───── Listed entries

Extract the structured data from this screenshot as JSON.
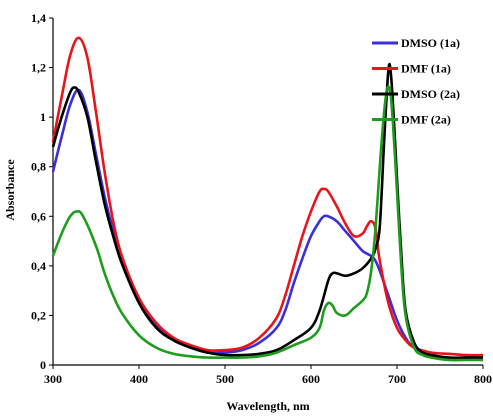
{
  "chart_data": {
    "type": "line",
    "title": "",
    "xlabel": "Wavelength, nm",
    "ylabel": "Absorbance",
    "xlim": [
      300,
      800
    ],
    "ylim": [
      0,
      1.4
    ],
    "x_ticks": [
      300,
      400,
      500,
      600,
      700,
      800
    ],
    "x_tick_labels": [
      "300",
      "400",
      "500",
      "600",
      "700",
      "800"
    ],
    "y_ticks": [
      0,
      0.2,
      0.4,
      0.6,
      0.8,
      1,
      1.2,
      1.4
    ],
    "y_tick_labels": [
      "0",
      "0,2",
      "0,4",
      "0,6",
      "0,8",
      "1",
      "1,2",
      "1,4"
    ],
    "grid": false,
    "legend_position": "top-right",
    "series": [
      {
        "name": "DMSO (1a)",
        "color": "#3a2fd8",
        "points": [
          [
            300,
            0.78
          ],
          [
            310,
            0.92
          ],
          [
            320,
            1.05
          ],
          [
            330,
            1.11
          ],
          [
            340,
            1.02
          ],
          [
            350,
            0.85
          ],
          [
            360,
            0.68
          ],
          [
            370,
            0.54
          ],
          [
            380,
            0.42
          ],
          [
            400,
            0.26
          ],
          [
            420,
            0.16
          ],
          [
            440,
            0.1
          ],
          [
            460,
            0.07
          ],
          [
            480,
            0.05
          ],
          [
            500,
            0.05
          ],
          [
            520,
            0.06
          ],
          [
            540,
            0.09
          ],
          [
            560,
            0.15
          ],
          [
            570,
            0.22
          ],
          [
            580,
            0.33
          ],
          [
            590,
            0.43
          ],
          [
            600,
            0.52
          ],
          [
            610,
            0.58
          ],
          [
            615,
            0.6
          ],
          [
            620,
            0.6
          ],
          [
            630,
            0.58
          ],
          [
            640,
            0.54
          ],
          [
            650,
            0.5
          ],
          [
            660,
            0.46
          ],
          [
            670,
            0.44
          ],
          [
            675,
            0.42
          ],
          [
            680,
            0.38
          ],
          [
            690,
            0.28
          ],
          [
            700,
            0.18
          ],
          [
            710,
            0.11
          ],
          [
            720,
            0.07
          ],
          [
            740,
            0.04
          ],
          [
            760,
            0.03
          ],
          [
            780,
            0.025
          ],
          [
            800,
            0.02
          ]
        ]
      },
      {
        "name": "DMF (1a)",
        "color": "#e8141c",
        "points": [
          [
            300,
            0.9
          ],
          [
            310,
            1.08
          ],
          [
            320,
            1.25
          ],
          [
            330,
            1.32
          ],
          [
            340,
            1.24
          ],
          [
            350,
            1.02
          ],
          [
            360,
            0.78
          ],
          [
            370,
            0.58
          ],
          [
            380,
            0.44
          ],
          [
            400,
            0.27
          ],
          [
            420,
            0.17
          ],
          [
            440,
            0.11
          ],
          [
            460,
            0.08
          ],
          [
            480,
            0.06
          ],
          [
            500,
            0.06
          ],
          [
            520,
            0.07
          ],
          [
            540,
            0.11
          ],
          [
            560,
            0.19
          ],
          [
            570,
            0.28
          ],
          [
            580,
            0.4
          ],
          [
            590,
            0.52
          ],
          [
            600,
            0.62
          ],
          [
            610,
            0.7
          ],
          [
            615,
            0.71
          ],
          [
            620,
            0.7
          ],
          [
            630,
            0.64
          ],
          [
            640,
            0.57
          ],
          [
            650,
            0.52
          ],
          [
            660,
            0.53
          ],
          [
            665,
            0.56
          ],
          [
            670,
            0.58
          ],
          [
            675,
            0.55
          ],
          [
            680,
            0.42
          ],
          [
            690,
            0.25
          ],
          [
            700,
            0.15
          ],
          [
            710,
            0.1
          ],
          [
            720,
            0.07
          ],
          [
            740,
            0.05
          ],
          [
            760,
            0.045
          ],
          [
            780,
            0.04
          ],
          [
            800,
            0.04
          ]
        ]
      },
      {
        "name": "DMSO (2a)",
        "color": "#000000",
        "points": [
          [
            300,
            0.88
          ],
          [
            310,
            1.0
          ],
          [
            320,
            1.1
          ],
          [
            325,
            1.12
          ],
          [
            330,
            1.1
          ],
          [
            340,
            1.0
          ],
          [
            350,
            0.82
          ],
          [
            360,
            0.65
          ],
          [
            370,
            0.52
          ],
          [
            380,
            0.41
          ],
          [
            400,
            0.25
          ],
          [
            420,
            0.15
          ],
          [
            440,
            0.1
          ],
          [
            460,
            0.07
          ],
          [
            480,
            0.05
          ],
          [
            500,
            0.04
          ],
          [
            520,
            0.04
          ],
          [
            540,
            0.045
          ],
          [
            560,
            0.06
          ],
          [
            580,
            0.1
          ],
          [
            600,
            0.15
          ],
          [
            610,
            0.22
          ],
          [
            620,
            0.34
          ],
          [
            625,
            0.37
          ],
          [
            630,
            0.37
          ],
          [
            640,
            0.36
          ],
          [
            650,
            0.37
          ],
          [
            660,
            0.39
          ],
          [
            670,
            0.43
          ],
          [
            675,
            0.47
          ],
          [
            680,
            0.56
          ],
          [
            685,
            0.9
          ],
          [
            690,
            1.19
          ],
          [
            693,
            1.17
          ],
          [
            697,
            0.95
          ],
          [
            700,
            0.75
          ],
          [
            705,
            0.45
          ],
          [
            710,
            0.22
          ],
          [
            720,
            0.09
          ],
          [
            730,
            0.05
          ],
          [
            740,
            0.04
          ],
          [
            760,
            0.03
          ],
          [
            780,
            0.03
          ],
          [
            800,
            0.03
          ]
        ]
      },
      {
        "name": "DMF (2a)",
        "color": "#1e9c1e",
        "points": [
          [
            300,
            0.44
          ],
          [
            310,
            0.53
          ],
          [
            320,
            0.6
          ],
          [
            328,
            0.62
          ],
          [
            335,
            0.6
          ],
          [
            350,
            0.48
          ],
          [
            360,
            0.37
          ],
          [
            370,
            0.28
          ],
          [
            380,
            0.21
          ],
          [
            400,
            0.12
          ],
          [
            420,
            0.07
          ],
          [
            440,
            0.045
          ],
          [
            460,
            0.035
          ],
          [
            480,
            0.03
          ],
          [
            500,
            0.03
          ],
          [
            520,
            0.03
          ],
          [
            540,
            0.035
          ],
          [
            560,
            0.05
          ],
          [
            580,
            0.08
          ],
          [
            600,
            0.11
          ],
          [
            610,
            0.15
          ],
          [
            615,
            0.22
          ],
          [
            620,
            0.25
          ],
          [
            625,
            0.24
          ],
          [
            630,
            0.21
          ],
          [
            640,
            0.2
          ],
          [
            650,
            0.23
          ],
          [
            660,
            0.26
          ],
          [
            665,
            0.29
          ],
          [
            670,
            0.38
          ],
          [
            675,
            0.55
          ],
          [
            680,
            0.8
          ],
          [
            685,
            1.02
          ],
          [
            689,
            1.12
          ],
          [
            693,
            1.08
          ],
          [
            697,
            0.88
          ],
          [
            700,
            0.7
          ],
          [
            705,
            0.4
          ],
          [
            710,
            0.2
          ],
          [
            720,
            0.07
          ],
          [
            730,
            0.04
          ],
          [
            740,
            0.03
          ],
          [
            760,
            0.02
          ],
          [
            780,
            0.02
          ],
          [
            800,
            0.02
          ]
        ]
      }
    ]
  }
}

──────────

* _Exercise goal_
Reproduce the listing word for word and omit its pictures.

* _Correct output_
Extract the structured data from this screenshot as JSON.
{
  "chart_data": {
    "type": "line",
    "title": "",
    "xlabel": "Wavelength, nm",
    "ylabel": "Absorbance",
    "xlim": [
      300,
      800
    ],
    "ylim": [
      0,
      1.4
    ],
    "x_ticks": [
      300,
      400,
      500,
      600,
      700,
      800
    ],
    "x_tick_labels": [
      "300",
      "400",
      "500",
      "600",
      "700",
      "800"
    ],
    "y_ticks": [
      0,
      0.2,
      0.4,
      0.6,
      0.8,
      1,
      1.2,
      1.4
    ],
    "y_tick_labels": [
      "0",
      "0,2",
      "0,4",
      "0,6",
      "0,8",
      "1",
      "1,2",
      "1,4"
    ],
    "grid": false,
    "legend_position": "top-right",
    "series": [
      {
        "name": "DMSO (1a)",
        "color": "#3a2fd8",
        "points": [
          [
            300,
            0.78
          ],
          [
            310,
            0.92
          ],
          [
            320,
            1.05
          ],
          [
            330,
            1.11
          ],
          [
            340,
            1.02
          ],
          [
            350,
            0.85
          ],
          [
            360,
            0.68
          ],
          [
            370,
            0.54
          ],
          [
            380,
            0.42
          ],
          [
            400,
            0.26
          ],
          [
            420,
            0.16
          ],
          [
            440,
            0.1
          ],
          [
            460,
            0.07
          ],
          [
            480,
            0.05
          ],
          [
            500,
            0.05
          ],
          [
            520,
            0.06
          ],
          [
            540,
            0.09
          ],
          [
            560,
            0.15
          ],
          [
            570,
            0.22
          ],
          [
            580,
            0.33
          ],
          [
            590,
            0.43
          ],
          [
            600,
            0.52
          ],
          [
            610,
            0.58
          ],
          [
            615,
            0.6
          ],
          [
            620,
            0.6
          ],
          [
            630,
            0.58
          ],
          [
            640,
            0.54
          ],
          [
            650,
            0.5
          ],
          [
            660,
            0.46
          ],
          [
            670,
            0.44
          ],
          [
            675,
            0.42
          ],
          [
            680,
            0.38
          ],
          [
            690,
            0.28
          ],
          [
            700,
            0.18
          ],
          [
            710,
            0.11
          ],
          [
            720,
            0.07
          ],
          [
            740,
            0.04
          ],
          [
            760,
            0.03
          ],
          [
            780,
            0.025
          ],
          [
            800,
            0.02
          ]
        ]
      },
      {
        "name": "DMF (1a)",
        "color": "#e8141c",
        "points": [
          [
            300,
            0.9
          ],
          [
            310,
            1.08
          ],
          [
            320,
            1.25
          ],
          [
            330,
            1.32
          ],
          [
            340,
            1.24
          ],
          [
            350,
            1.02
          ],
          [
            360,
            0.78
          ],
          [
            370,
            0.58
          ],
          [
            380,
            0.44
          ],
          [
            400,
            0.27
          ],
          [
            420,
            0.17
          ],
          [
            440,
            0.11
          ],
          [
            460,
            0.08
          ],
          [
            480,
            0.06
          ],
          [
            500,
            0.06
          ],
          [
            520,
            0.07
          ],
          [
            540,
            0.11
          ],
          [
            560,
            0.19
          ],
          [
            570,
            0.28
          ],
          [
            580,
            0.4
          ],
          [
            590,
            0.52
          ],
          [
            600,
            0.62
          ],
          [
            610,
            0.7
          ],
          [
            615,
            0.71
          ],
          [
            620,
            0.7
          ],
          [
            630,
            0.64
          ],
          [
            640,
            0.57
          ],
          [
            650,
            0.52
          ],
          [
            660,
            0.53
          ],
          [
            665,
            0.56
          ],
          [
            670,
            0.58
          ],
          [
            675,
            0.55
          ],
          [
            680,
            0.42
          ],
          [
            690,
            0.25
          ],
          [
            700,
            0.15
          ],
          [
            710,
            0.1
          ],
          [
            720,
            0.07
          ],
          [
            740,
            0.05
          ],
          [
            760,
            0.045
          ],
          [
            780,
            0.04
          ],
          [
            800,
            0.04
          ]
        ]
      },
      {
        "name": "DMSO (2a)",
        "color": "#000000",
        "points": [
          [
            300,
            0.88
          ],
          [
            310,
            1.0
          ],
          [
            320,
            1.1
          ],
          [
            325,
            1.12
          ],
          [
            330,
            1.1
          ],
          [
            340,
            1.0
          ],
          [
            350,
            0.82
          ],
          [
            360,
            0.65
          ],
          [
            370,
            0.52
          ],
          [
            380,
            0.41
          ],
          [
            400,
            0.25
          ],
          [
            420,
            0.15
          ],
          [
            440,
            0.1
          ],
          [
            460,
            0.07
          ],
          [
            480,
            0.05
          ],
          [
            500,
            0.04
          ],
          [
            520,
            0.04
          ],
          [
            540,
            0.045
          ],
          [
            560,
            0.06
          ],
          [
            580,
            0.1
          ],
          [
            600,
            0.15
          ],
          [
            610,
            0.22
          ],
          [
            620,
            0.34
          ],
          [
            625,
            0.37
          ],
          [
            630,
            0.37
          ],
          [
            640,
            0.36
          ],
          [
            650,
            0.37
          ],
          [
            660,
            0.39
          ],
          [
            670,
            0.43
          ],
          [
            675,
            0.47
          ],
          [
            680,
            0.56
          ],
          [
            685,
            0.9
          ],
          [
            690,
            1.19
          ],
          [
            693,
            1.17
          ],
          [
            697,
            0.95
          ],
          [
            700,
            0.75
          ],
          [
            705,
            0.45
          ],
          [
            710,
            0.22
          ],
          [
            720,
            0.09
          ],
          [
            730,
            0.05
          ],
          [
            740,
            0.04
          ],
          [
            760,
            0.03
          ],
          [
            780,
            0.03
          ],
          [
            800,
            0.03
          ]
        ]
      },
      {
        "name": "DMF (2a)",
        "color": "#1e9c1e",
        "points": [
          [
            300,
            0.44
          ],
          [
            310,
            0.53
          ],
          [
            320,
            0.6
          ],
          [
            328,
            0.62
          ],
          [
            335,
            0.6
          ],
          [
            350,
            0.48
          ],
          [
            360,
            0.37
          ],
          [
            370,
            0.28
          ],
          [
            380,
            0.21
          ],
          [
            400,
            0.12
          ],
          [
            420,
            0.07
          ],
          [
            440,
            0.045
          ],
          [
            460,
            0.035
          ],
          [
            480,
            0.03
          ],
          [
            500,
            0.03
          ],
          [
            520,
            0.03
          ],
          [
            540,
            0.035
          ],
          [
            560,
            0.05
          ],
          [
            580,
            0.08
          ],
          [
            600,
            0.11
          ],
          [
            610,
            0.15
          ],
          [
            615,
            0.22
          ],
          [
            620,
            0.25
          ],
          [
            625,
            0.24
          ],
          [
            630,
            0.21
          ],
          [
            640,
            0.2
          ],
          [
            650,
            0.23
          ],
          [
            660,
            0.26
          ],
          [
            665,
            0.29
          ],
          [
            670,
            0.38
          ],
          [
            675,
            0.55
          ],
          [
            680,
            0.8
          ],
          [
            685,
            1.02
          ],
          [
            689,
            1.12
          ],
          [
            693,
            1.08
          ],
          [
            697,
            0.88
          ],
          [
            700,
            0.7
          ],
          [
            705,
            0.4
          ],
          [
            710,
            0.2
          ],
          [
            720,
            0.07
          ],
          [
            730,
            0.04
          ],
          [
            740,
            0.03
          ],
          [
            760,
            0.02
          ],
          [
            780,
            0.02
          ],
          [
            800,
            0.02
          ]
        ]
      }
    ]
  }
}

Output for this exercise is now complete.